REQUIRED TASK -
Reproduce every item below line for line, leaving out the pictures.

[Annotated element listings]
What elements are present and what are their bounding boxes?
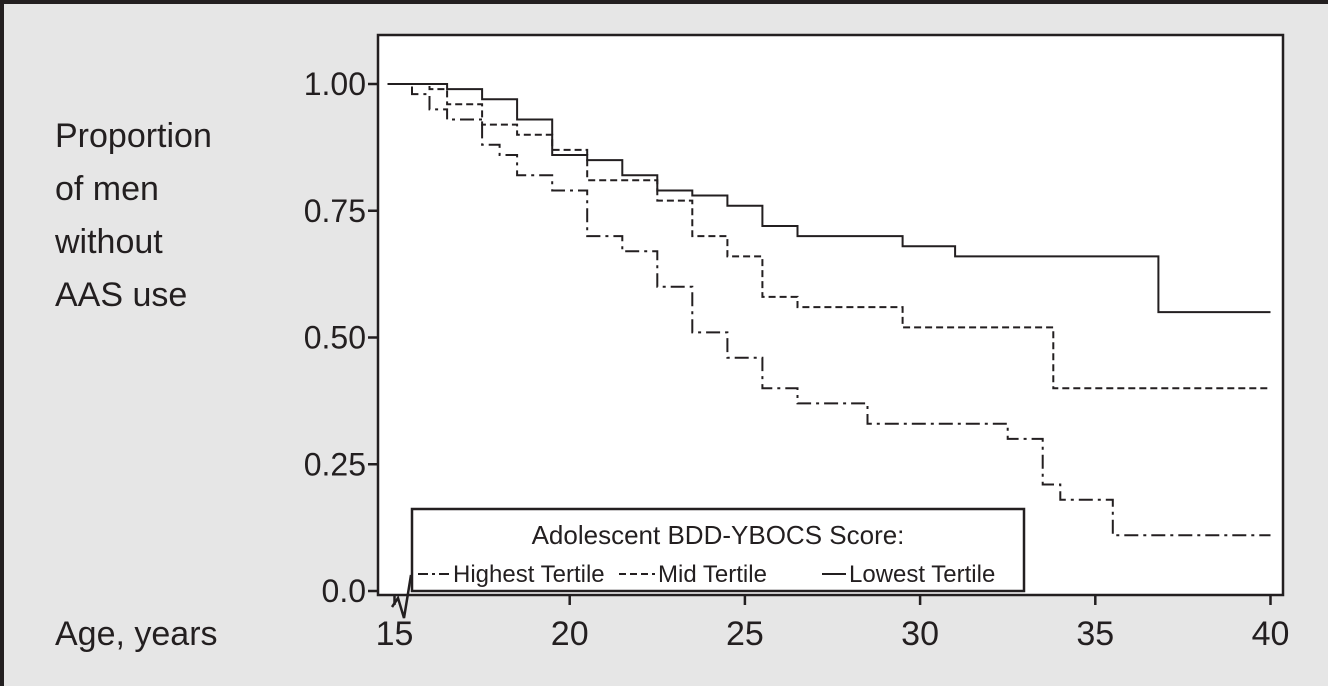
legend-entries: Highest Tertile Mid Tertile Lowest Tertile — [418, 561, 995, 588]
y-tick-label: 0.75 — [304, 193, 366, 229]
y-tick-label: 1.00 — [304, 66, 366, 102]
x-tick-label: 35 — [1076, 615, 1114, 653]
x-tick-label: 20 — [551, 615, 589, 653]
y-tick-label: 0.50 — [304, 320, 366, 356]
y-axis-label-line: AAS use — [55, 276, 187, 314]
y-tick-label: 0.0 — [322, 573, 366, 609]
legend-entry-label: Mid Tertile — [658, 561, 767, 588]
series-line-highest-tertile — [387, 83, 1271, 537]
y-axis-label-line: without — [54, 223, 163, 261]
legend-title: Adolescent BDD-YBOCS Score: — [532, 520, 905, 550]
y-tick-label: 0.25 — [304, 446, 366, 482]
y-axis-ticks: 0.0 0.25 0.50 0.75 1.00 — [304, 66, 378, 609]
legend-box — [410, 507, 1026, 593]
plot-area — [376, 33, 1285, 597]
series-layer — [387, 83, 1271, 537]
series-line-mid-tertile — [387, 83, 1271, 390]
x-axis-label: Age, years — [55, 615, 218, 653]
legend-entry-label: Highest Tertile — [453, 561, 605, 588]
x-tick-label: 15 — [376, 615, 414, 653]
y-axis-label-line: Proportion — [55, 117, 212, 155]
x-tick-label: 40 — [1252, 615, 1290, 653]
x-axis-ticks: 15 20 25 30 35 40 — [376, 595, 1290, 653]
x-tick-label: 30 — [901, 615, 939, 653]
y-axis-label: Proportion of men without AAS use — [54, 117, 212, 314]
x-tick-label: 25 — [726, 615, 764, 653]
legend: Adolescent BDD-YBOCS Score: Highest Tert… — [410, 507, 1026, 593]
legend-entry-label: Lowest Tertile — [849, 561, 995, 588]
axis-break-marker — [390, 574, 413, 619]
y-axis-label-line: of men — [55, 170, 159, 208]
series-line-lowest-tertile — [387, 83, 1271, 314]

THE SOLUTION -
What elements are present and what are their bounding boxes?
legend-entries: Highest Tertile Mid Tertile Lowest Tertile — [418, 561, 995, 588]
y-tick-label: 0.75 — [304, 193, 366, 229]
y-tick-label: 1.00 — [304, 66, 366, 102]
x-tick-label: 35 — [1076, 615, 1114, 653]
x-tick-label: 20 — [551, 615, 589, 653]
y-tick-label: 0.50 — [304, 320, 366, 356]
y-axis-label-line: AAS use — [55, 276, 187, 314]
y-tick-label: 0.0 — [322, 573, 366, 609]
legend-entry-label: Mid Tertile — [658, 561, 767, 588]
series-line-highest-tertile — [387, 83, 1271, 537]
y-axis-label-line: without — [54, 223, 163, 261]
legend-title: Adolescent BDD-YBOCS Score: — [532, 520, 905, 550]
y-tick-label: 0.25 — [304, 446, 366, 482]
y-axis-ticks: 0.0 0.25 0.50 0.75 1.00 — [304, 66, 378, 609]
legend-box — [410, 507, 1026, 593]
plot-area — [376, 33, 1285, 597]
series-layer — [387, 83, 1271, 537]
series-line-mid-tertile — [387, 83, 1271, 390]
x-axis-label: Age, years — [55, 615, 218, 653]
legend-entry-label: Highest Tertile — [453, 561, 605, 588]
x-tick-label: 15 — [376, 615, 414, 653]
y-axis-label-line: Proportion — [55, 117, 212, 155]
x-tick-label: 40 — [1252, 615, 1290, 653]
x-axis-ticks: 15 20 25 30 35 40 — [376, 595, 1290, 653]
x-tick-label: 30 — [901, 615, 939, 653]
y-axis-label: Proportion of men without AAS use — [54, 117, 212, 314]
x-tick-label: 25 — [726, 615, 764, 653]
legend: Adolescent BDD-YBOCS Score: Highest Tert… — [410, 507, 1026, 593]
legend-entry-label: Lowest Tertile — [849, 561, 995, 588]
axis-break-marker — [390, 574, 413, 619]
y-axis-label-line: of men — [55, 170, 159, 208]
series-line-lowest-tertile — [387, 83, 1271, 314]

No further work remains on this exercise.